_EXERCISE DESCRIPTION_: State the number of lines below in which the word "现金销售" appears. Nothing else belongs in the answer.

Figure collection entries
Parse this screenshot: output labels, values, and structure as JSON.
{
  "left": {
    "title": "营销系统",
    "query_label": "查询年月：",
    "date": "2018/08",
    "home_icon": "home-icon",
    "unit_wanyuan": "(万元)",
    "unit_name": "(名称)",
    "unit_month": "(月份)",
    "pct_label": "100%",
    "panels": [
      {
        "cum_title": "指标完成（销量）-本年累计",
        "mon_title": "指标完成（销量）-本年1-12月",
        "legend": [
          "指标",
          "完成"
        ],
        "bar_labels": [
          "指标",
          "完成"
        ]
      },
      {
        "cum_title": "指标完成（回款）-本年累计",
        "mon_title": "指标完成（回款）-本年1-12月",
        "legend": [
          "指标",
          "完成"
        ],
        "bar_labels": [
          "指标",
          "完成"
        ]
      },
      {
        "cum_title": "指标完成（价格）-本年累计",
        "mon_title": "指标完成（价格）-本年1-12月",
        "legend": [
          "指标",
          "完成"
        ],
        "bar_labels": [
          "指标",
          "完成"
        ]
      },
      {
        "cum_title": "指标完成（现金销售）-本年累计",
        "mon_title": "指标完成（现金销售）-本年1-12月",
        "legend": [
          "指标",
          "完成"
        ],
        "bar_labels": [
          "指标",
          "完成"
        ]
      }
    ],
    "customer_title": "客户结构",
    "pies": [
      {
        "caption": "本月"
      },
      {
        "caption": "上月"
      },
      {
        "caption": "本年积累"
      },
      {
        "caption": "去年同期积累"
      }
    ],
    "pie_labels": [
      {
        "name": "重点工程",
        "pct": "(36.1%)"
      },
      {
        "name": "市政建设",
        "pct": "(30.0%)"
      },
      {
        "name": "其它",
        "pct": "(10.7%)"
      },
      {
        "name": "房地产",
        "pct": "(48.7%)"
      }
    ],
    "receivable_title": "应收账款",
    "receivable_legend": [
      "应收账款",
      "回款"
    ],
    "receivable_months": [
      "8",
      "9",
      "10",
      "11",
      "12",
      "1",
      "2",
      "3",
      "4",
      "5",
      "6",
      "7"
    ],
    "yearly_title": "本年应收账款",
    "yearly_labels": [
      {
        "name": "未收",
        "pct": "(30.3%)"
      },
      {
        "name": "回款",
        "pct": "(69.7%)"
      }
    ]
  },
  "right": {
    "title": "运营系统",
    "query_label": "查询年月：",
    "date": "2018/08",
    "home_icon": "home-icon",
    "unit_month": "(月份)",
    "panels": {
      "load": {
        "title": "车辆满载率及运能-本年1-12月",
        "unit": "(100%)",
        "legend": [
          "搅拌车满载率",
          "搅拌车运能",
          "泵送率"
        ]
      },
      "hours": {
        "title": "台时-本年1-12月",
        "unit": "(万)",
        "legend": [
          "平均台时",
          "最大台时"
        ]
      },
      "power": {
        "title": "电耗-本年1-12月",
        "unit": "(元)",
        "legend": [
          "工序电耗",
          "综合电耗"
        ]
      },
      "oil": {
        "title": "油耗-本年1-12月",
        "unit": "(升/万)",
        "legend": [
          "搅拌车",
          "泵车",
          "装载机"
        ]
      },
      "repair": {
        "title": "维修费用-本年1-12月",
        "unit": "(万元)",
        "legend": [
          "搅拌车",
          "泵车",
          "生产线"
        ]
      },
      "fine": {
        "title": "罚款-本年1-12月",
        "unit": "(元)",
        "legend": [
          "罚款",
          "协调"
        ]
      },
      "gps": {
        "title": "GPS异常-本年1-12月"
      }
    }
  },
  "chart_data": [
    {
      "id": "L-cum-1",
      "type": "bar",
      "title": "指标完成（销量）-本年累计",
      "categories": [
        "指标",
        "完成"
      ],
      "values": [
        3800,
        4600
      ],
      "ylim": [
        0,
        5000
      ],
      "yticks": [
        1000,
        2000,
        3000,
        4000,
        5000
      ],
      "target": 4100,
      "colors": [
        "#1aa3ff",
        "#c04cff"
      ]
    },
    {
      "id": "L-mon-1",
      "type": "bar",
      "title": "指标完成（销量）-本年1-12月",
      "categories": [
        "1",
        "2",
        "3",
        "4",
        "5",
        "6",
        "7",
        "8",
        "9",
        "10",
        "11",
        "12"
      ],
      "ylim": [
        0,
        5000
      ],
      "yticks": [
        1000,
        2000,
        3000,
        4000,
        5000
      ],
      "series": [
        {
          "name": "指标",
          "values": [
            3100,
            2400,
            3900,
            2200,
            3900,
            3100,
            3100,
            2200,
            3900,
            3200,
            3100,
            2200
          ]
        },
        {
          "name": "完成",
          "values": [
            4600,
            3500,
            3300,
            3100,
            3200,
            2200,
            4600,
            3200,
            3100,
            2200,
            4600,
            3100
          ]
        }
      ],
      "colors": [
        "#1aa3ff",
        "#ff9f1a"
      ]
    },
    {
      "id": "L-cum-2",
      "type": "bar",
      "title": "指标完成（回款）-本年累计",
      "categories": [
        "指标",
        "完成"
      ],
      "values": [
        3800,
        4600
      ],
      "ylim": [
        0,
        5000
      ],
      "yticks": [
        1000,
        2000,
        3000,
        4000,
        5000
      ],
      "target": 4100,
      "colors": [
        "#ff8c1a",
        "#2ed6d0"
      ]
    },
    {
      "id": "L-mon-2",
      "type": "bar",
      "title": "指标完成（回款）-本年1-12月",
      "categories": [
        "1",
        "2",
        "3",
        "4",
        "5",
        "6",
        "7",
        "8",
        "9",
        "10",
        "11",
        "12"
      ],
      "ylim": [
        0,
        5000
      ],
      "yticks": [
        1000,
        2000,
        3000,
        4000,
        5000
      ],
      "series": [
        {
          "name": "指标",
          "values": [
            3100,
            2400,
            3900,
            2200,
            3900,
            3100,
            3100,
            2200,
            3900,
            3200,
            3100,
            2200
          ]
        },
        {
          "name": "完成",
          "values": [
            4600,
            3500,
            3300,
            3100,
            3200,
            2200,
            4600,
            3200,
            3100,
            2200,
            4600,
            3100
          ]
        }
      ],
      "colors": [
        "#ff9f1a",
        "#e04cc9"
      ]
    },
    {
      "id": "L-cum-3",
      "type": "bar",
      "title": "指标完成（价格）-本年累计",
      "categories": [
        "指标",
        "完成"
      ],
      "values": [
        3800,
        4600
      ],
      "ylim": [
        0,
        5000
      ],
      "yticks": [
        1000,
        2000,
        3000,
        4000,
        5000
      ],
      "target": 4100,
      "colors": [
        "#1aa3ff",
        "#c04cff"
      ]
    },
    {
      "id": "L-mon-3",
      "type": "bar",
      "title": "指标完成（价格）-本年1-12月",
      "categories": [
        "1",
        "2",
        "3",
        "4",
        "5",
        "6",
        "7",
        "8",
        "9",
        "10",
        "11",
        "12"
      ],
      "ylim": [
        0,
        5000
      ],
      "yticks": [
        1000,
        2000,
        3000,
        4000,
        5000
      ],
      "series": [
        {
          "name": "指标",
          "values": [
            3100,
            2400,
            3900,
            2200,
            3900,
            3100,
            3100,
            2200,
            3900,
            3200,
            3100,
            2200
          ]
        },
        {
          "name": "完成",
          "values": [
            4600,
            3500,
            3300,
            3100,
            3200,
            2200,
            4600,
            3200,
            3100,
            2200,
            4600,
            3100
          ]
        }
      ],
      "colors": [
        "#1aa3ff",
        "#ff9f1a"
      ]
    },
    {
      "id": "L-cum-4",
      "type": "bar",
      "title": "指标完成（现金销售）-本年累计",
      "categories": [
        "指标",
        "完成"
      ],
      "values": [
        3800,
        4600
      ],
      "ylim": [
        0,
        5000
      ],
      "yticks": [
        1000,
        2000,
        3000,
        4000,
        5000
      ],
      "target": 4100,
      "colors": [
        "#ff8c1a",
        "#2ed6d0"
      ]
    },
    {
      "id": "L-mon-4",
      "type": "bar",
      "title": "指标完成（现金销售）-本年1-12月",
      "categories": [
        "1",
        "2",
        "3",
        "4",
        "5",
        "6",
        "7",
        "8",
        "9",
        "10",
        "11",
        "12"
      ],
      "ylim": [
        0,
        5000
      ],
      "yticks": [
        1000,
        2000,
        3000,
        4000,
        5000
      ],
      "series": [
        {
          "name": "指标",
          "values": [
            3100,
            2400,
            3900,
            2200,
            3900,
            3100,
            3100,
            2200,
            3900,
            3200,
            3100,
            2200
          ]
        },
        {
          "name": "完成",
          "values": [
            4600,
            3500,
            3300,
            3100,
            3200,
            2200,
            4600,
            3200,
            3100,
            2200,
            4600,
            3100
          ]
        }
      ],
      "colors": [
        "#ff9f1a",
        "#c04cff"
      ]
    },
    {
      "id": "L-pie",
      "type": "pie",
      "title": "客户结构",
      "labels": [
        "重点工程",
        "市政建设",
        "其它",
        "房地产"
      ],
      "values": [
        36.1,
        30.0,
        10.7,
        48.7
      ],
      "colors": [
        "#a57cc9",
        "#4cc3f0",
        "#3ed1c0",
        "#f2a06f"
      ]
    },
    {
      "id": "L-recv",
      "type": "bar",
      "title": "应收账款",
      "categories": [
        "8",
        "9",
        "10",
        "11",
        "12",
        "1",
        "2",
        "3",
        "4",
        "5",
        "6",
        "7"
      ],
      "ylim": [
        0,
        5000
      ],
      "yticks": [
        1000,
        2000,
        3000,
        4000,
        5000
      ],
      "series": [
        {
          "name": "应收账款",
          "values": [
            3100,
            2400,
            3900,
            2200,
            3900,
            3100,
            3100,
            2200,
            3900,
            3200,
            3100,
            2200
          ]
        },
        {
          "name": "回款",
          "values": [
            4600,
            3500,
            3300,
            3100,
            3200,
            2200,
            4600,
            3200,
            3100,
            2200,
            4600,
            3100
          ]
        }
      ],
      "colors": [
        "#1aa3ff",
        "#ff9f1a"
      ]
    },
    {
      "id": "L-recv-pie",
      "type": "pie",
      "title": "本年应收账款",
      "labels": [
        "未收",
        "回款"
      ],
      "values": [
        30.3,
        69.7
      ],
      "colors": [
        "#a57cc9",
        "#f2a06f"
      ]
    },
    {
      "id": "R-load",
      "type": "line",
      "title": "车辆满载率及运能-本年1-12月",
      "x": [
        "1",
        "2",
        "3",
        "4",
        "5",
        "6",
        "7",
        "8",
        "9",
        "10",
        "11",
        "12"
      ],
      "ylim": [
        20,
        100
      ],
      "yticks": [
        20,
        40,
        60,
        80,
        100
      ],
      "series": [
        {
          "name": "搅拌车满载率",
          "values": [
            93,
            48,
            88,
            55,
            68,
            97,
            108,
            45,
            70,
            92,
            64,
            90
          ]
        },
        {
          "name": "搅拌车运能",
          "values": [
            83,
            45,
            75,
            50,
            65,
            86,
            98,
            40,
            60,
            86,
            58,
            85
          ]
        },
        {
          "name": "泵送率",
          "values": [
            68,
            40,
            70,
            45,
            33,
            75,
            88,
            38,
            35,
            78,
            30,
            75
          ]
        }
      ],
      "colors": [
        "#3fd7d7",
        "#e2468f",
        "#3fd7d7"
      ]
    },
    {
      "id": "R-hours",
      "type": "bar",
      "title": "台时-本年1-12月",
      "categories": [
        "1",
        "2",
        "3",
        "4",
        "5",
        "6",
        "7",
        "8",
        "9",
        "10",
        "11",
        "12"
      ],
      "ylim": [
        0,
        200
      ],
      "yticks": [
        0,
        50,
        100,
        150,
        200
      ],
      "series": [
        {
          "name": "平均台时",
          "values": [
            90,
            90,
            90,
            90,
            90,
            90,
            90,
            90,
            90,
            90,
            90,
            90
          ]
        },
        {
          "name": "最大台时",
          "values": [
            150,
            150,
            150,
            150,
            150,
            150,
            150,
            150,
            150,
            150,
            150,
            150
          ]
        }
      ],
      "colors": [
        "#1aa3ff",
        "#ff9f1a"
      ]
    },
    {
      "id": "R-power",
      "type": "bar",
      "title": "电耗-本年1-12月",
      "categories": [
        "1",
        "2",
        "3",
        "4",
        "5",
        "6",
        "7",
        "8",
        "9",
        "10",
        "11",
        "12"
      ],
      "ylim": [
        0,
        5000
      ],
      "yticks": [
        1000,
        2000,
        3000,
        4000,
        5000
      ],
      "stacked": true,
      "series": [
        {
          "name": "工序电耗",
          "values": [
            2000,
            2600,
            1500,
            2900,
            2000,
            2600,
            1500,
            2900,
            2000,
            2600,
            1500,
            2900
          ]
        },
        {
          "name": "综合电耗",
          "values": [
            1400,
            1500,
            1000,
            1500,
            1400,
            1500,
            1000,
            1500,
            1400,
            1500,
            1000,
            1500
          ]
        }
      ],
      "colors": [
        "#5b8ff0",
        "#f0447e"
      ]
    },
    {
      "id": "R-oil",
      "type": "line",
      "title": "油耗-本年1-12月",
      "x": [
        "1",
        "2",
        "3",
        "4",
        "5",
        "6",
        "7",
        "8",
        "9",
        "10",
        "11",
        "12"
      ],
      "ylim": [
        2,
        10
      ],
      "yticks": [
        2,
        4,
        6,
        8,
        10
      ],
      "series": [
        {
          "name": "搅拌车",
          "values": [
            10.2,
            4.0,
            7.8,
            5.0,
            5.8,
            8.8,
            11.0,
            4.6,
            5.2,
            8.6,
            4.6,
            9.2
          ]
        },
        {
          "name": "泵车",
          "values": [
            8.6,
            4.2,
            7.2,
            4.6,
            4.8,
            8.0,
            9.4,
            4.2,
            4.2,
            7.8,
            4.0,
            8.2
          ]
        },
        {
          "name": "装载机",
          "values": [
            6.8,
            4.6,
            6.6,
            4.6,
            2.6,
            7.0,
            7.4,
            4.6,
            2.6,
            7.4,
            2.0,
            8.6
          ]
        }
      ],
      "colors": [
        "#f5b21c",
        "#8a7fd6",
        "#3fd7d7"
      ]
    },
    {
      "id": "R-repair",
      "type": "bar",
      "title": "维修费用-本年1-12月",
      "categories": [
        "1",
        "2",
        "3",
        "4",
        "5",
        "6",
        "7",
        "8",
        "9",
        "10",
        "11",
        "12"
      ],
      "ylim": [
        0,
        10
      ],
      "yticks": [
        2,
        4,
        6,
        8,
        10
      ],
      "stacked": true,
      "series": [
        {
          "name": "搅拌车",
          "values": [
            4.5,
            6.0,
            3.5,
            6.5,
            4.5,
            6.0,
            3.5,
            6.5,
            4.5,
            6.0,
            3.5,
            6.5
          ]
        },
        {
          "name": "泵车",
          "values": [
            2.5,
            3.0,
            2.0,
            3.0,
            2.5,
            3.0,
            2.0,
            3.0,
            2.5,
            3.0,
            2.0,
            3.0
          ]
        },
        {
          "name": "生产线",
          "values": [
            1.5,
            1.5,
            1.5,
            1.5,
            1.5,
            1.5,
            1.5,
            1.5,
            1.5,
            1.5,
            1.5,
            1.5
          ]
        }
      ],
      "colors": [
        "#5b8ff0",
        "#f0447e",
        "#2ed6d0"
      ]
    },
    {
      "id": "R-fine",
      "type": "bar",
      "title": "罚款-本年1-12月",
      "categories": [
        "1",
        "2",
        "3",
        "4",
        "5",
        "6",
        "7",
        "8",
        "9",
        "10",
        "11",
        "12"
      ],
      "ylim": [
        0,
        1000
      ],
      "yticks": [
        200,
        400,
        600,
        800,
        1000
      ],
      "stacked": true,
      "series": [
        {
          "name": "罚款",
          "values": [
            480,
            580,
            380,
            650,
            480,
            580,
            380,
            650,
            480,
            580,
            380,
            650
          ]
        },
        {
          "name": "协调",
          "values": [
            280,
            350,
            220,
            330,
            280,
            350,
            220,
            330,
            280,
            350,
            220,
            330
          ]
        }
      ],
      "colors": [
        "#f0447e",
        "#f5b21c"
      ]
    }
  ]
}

_EXERCISE OUTPUT_: 4